* Begin Data to process *
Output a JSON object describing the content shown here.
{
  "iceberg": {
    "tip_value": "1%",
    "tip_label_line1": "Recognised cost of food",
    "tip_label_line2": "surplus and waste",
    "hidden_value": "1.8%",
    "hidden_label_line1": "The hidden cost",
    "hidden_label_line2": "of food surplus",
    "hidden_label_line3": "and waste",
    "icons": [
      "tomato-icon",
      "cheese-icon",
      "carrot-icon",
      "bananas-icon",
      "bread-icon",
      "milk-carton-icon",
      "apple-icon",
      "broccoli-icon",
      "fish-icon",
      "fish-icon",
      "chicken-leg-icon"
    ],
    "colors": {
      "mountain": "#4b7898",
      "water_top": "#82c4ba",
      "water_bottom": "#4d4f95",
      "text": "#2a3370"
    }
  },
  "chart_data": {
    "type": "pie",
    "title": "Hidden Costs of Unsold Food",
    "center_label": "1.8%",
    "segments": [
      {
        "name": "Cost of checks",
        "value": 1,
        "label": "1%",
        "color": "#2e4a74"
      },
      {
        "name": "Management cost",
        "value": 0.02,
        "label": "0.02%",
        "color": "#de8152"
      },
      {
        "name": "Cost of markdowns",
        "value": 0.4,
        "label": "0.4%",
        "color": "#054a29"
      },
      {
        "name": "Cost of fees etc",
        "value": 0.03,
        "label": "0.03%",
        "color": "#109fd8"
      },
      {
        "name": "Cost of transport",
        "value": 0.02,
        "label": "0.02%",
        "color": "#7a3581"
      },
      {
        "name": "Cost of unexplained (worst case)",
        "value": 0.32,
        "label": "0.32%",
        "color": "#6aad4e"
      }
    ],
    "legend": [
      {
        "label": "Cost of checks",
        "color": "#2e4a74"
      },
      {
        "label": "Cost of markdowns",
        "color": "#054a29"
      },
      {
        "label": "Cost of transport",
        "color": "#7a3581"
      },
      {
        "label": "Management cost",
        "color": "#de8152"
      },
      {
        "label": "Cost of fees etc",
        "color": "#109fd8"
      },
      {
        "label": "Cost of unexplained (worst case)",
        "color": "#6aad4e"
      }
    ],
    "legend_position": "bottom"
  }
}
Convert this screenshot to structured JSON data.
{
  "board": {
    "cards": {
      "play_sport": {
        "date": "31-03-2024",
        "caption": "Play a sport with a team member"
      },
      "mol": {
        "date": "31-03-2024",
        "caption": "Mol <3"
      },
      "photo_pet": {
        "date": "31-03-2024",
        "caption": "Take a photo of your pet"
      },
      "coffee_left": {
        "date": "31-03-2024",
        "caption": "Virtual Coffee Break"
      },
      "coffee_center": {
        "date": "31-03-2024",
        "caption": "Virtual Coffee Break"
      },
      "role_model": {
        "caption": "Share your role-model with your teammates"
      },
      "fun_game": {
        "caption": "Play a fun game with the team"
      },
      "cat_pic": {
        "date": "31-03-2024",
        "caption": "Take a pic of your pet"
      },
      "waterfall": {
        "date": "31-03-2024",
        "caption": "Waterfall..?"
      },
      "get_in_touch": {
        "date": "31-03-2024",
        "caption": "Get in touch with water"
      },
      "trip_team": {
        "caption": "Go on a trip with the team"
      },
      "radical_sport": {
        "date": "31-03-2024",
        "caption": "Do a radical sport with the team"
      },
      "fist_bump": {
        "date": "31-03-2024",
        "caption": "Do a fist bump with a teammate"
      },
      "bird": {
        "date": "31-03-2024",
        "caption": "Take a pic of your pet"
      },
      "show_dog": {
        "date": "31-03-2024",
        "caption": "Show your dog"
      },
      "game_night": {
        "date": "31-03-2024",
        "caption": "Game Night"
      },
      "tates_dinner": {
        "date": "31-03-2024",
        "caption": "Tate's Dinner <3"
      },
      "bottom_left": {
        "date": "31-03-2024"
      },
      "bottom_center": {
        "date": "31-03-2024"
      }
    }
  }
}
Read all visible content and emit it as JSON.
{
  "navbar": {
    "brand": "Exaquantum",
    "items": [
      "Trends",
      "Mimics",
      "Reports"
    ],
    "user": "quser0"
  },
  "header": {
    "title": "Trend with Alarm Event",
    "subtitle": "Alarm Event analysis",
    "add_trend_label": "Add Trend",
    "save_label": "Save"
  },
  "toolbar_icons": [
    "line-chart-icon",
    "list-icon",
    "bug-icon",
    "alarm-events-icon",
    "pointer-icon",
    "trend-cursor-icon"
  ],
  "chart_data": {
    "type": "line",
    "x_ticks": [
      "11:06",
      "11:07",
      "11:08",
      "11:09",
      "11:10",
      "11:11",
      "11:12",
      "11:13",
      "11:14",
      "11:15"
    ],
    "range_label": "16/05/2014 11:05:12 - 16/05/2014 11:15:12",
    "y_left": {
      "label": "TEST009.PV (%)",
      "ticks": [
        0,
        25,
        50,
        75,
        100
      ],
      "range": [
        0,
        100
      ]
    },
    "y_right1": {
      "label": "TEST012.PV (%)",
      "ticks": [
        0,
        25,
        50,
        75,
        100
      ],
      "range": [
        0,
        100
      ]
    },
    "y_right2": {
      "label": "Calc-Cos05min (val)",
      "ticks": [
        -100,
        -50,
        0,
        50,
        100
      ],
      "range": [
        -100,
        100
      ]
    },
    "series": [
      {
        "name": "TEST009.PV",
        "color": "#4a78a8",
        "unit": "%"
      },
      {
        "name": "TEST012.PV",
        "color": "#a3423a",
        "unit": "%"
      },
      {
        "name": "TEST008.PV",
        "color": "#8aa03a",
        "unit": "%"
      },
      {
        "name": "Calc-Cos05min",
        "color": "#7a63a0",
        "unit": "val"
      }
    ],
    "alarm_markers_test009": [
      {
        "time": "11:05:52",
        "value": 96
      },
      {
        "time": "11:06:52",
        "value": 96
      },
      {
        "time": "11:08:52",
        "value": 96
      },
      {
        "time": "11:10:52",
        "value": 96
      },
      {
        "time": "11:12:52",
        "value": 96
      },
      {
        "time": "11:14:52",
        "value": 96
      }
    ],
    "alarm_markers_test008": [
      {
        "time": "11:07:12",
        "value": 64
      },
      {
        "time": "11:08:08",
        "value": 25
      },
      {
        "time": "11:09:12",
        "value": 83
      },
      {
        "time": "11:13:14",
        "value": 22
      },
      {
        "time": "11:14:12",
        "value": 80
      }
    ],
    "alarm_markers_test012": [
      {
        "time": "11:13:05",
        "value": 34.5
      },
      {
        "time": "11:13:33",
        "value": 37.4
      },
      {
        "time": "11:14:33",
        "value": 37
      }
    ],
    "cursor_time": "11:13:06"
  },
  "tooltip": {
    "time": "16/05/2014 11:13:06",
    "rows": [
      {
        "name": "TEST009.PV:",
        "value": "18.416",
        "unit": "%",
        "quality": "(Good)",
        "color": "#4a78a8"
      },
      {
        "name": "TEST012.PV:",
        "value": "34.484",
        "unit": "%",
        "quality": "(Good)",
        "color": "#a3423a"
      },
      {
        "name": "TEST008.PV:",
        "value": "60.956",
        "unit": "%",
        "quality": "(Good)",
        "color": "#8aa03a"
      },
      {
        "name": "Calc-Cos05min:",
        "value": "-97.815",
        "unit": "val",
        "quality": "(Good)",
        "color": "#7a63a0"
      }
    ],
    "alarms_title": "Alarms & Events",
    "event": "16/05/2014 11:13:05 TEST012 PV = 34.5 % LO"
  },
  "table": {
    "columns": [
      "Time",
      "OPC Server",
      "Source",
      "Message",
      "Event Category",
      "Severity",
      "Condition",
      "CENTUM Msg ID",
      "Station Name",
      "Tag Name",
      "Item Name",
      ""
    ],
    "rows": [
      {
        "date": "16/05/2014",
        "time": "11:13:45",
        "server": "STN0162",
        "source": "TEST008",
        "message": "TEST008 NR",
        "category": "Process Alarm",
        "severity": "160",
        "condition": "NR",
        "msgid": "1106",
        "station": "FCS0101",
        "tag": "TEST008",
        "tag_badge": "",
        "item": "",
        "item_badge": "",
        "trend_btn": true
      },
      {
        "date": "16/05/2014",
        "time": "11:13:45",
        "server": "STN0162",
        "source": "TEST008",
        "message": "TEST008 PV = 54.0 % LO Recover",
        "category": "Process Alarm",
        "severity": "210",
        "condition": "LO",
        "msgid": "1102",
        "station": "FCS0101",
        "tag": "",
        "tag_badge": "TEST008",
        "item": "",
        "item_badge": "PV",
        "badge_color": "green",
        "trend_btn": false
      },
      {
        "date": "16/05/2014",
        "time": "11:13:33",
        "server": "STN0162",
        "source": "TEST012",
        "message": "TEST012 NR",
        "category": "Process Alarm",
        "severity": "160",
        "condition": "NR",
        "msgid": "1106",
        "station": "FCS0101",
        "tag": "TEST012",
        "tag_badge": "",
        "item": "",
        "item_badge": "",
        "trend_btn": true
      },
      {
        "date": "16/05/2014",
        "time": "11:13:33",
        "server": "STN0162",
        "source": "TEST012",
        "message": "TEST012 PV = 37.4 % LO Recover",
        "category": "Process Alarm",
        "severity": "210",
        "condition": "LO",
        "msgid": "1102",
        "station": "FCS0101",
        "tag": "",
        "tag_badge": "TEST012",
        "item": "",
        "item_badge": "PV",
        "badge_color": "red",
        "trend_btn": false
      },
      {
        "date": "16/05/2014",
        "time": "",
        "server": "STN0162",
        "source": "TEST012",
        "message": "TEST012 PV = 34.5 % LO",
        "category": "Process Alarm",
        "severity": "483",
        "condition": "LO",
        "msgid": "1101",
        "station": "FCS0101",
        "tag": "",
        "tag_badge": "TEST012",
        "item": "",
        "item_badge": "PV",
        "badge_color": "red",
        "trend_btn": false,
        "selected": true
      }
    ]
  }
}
* End Data to process *
> **What to work on**
Copy out all lines above that include the string "Management".

> **Result of the task**
        "name": "Management cost",
        "label": "Management cost",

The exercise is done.